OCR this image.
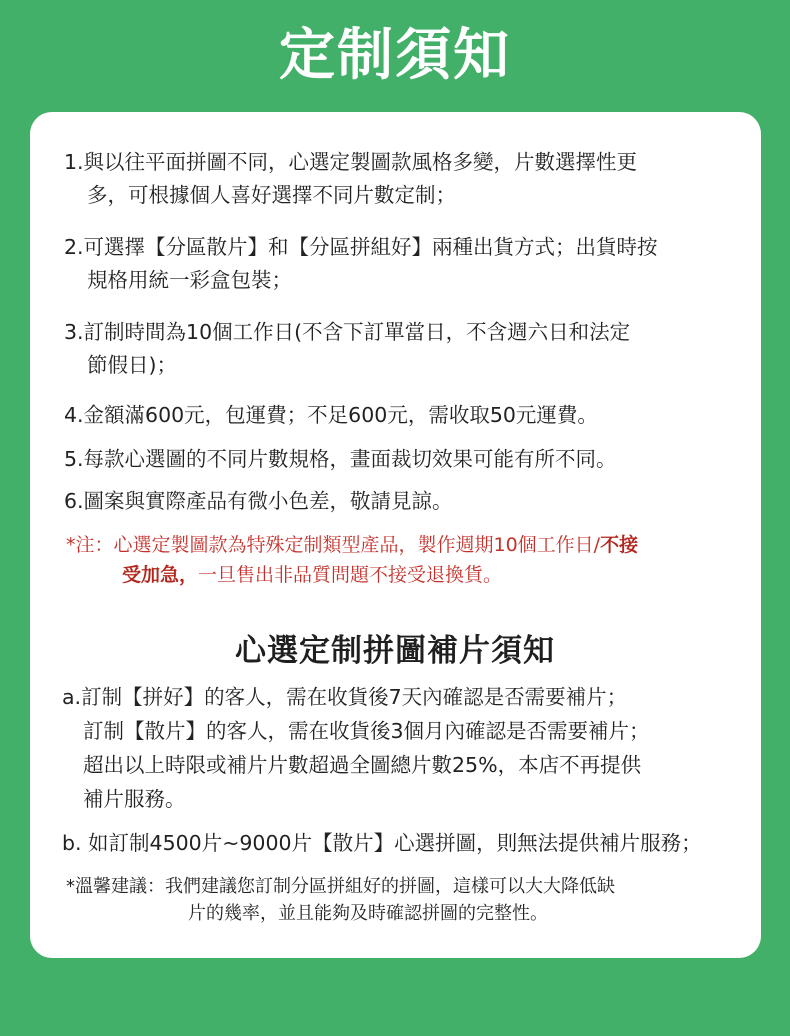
定制須知
1.與以往平面拼圖不同，心選定製圖款風格多變，片數選擇性更
多，可根據個人喜好選擇不同片數定制；
2.可選擇【分區散片】和【分區拼組好】兩種出貨方式；出貨時按
規格用統一彩盒包裝；
3.訂制時間為10個工作日(不含下訂單當日，不含週六日和法定
節假日)；
4.金額滿600元，包運費；不足600元，需收取50元運費。
5.每款心選圖的不同片數規格，畫面裁切效果可能有所不同。
6.圖案與實際產品有微小色差，敬請見諒。
*注：心選定製圖款為特殊定制類型產品，製作週期10個工作日/不接
受加急，一旦售出非品質問題不接受退換貨。
心選定制拼圖補片須知
a.訂制【拼好】的客人，需在收貨後7天內確認是否需要補片；
訂制【散片】的客人，需在收貨後3個月內確認是否需要補片；
超出以上時限或補片片數超過全圖總片數25%，本店不再提供
補片服務。
b. 如訂制4500片~9000片【散片】心選拼圖，則無法提供補片服務；
*溫馨建議：我們建議您訂制分區拼組好的拼圖，這樣可以大大降低缺
片的幾率，並且能夠及時確認拼圖的完整性。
*****
Write out the whole listing exactly, and drop the pictures.

Reply:
OCR this image.
定制須知
1.與以往平面拼圖不同，心選定製圖款風格多變，片數選擇性更
多，可根據個人喜好選擇不同片數定制；
2.可選擇【分區散片】和【分區拼組好】兩種出貨方式；出貨時按
規格用統一彩盒包裝；
3.訂制時間為10個工作日(不含下訂單當日，不含週六日和法定
節假日)；
4.金額滿600元，包運費；不足600元，需收取50元運費。
5.每款心選圖的不同片數規格，畫面裁切效果可能有所不同。
6.圖案與實際產品有微小色差，敬請見諒。
*注：心選定製圖款為特殊定制類型產品，製作週期10個工作日/不接
受加急，一旦售出非品質問題不接受退換貨。
心選定制拼圖補片須知
a.訂制【拼好】的客人，需在收貨後7天內確認是否需要補片；
訂制【散片】的客人，需在收貨後3個月內確認是否需要補片；
超出以上時限或補片片數超過全圖總片數25%，本店不再提供
補片服務。
b. 如訂制4500片~9000片【散片】心選拼圖，則無法提供補片服務；
*溫馨建議：我們建議您訂制分區拼組好的拼圖，這樣可以大大降低缺
片的幾率，並且能夠及時確認拼圖的完整性。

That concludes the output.